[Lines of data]
* BEGIN *
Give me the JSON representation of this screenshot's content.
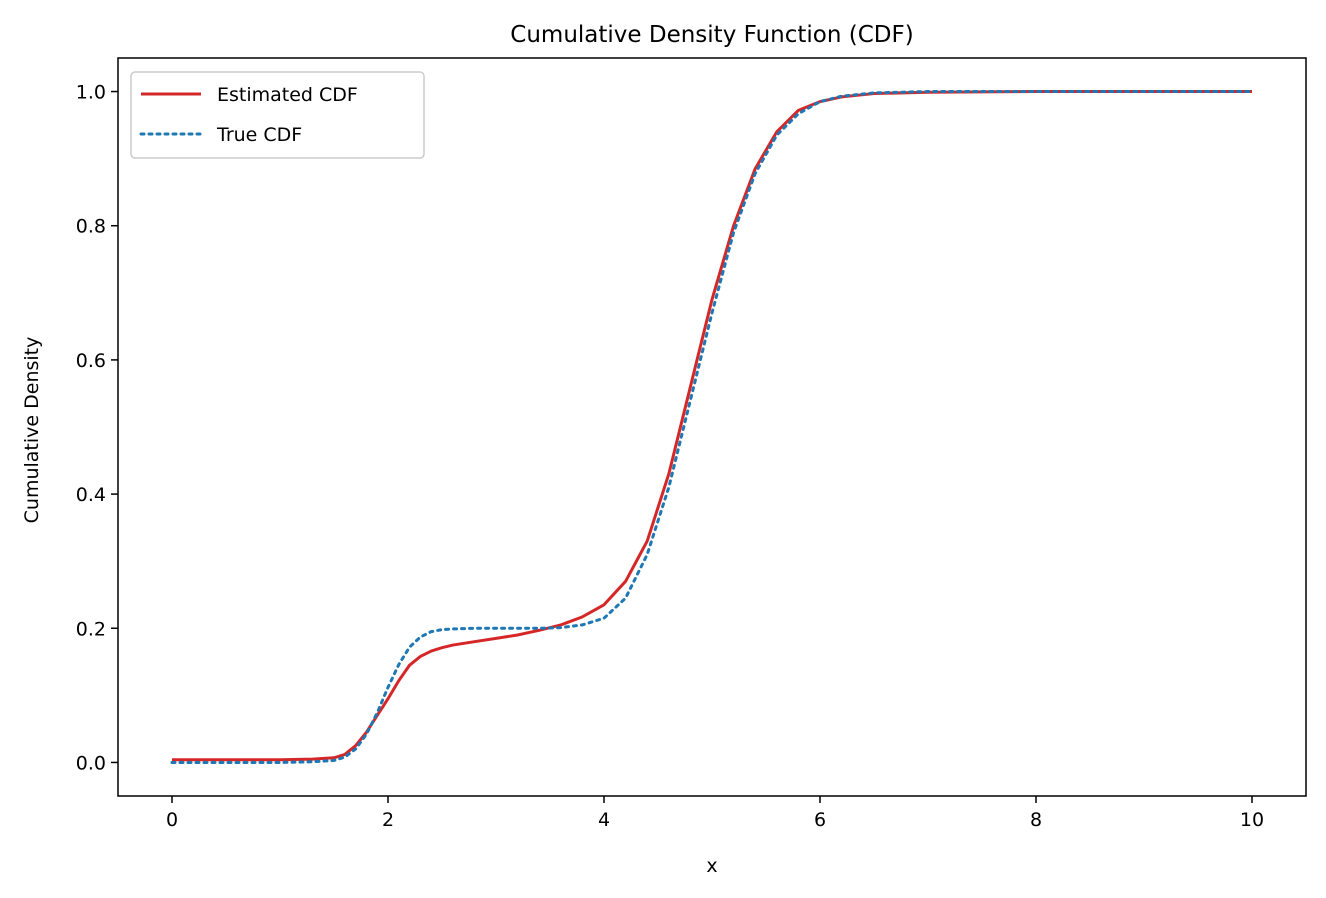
{
  "chart_data": {
    "type": "line",
    "title": "Cumulative Density Function (CDF)",
    "xlabel": "x",
    "ylabel": "Cumulative Density",
    "xlim": [
      -0.5,
      10.5
    ],
    "ylim": [
      -0.05,
      1.05
    ],
    "xticks": [
      0,
      2,
      4,
      6,
      8,
      10
    ],
    "yticks": [
      0.0,
      0.2,
      0.4,
      0.6,
      0.8,
      1.0
    ],
    "xtick_labels": [
      "0",
      "2",
      "4",
      "6",
      "8",
      "10"
    ],
    "ytick_labels": [
      "0.0",
      "0.2",
      "0.4",
      "0.6",
      "0.8",
      "1.0"
    ],
    "grid": false,
    "legend_position": "top-left",
    "series": [
      {
        "name": "Estimated CDF",
        "color": "#d62728",
        "style": "solid",
        "x": [
          0,
          0.5,
          1.0,
          1.3,
          1.5,
          1.6,
          1.7,
          1.8,
          1.9,
          2.0,
          2.1,
          2.2,
          2.3,
          2.4,
          2.5,
          2.6,
          2.8,
          3.0,
          3.2,
          3.4,
          3.6,
          3.8,
          4.0,
          4.2,
          4.4,
          4.6,
          4.8,
          5.0,
          5.2,
          5.4,
          5.6,
          5.8,
          6.0,
          6.2,
          6.5,
          7.0,
          8.0,
          9.0,
          10.0
        ],
        "y": [
          0.004,
          0.004,
          0.004,
          0.005,
          0.007,
          0.012,
          0.025,
          0.045,
          0.07,
          0.095,
          0.122,
          0.145,
          0.158,
          0.166,
          0.171,
          0.175,
          0.18,
          0.185,
          0.19,
          0.197,
          0.205,
          0.217,
          0.235,
          0.27,
          0.33,
          0.43,
          0.56,
          0.69,
          0.8,
          0.885,
          0.94,
          0.972,
          0.985,
          0.992,
          0.997,
          0.999,
          1.0,
          1.0,
          1.0
        ]
      },
      {
        "name": "True CDF",
        "color": "#1f77b4",
        "style": "dotted",
        "x": [
          0,
          0.5,
          1.0,
          1.3,
          1.5,
          1.6,
          1.7,
          1.8,
          1.9,
          2.0,
          2.1,
          2.2,
          2.3,
          2.4,
          2.5,
          2.6,
          2.8,
          3.0,
          3.2,
          3.4,
          3.6,
          3.8,
          4.0,
          4.2,
          4.4,
          4.6,
          4.8,
          5.0,
          5.2,
          5.4,
          5.6,
          5.8,
          6.0,
          6.2,
          6.5,
          7.0,
          8.0,
          9.0,
          10.0
        ],
        "y": [
          0.0,
          0.0,
          0.0,
          0.001,
          0.003,
          0.008,
          0.02,
          0.042,
          0.074,
          0.112,
          0.146,
          0.172,
          0.187,
          0.195,
          0.198,
          0.199,
          0.2,
          0.2,
          0.2,
          0.2,
          0.201,
          0.205,
          0.215,
          0.245,
          0.31,
          0.41,
          0.54,
          0.67,
          0.79,
          0.878,
          0.935,
          0.967,
          0.985,
          0.993,
          0.998,
          1.0,
          1.0,
          1.0,
          1.0
        ]
      }
    ]
  }
}
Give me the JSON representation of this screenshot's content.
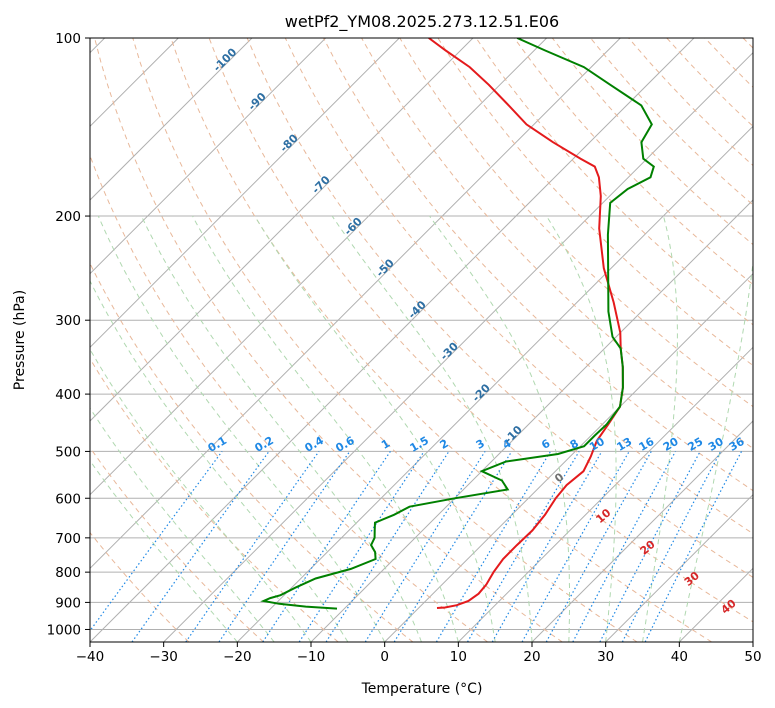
* END *
**Objective**
Find the number of lines in which the word "Cumulative" occurs, and write nothing but that number.

**Full answer**
2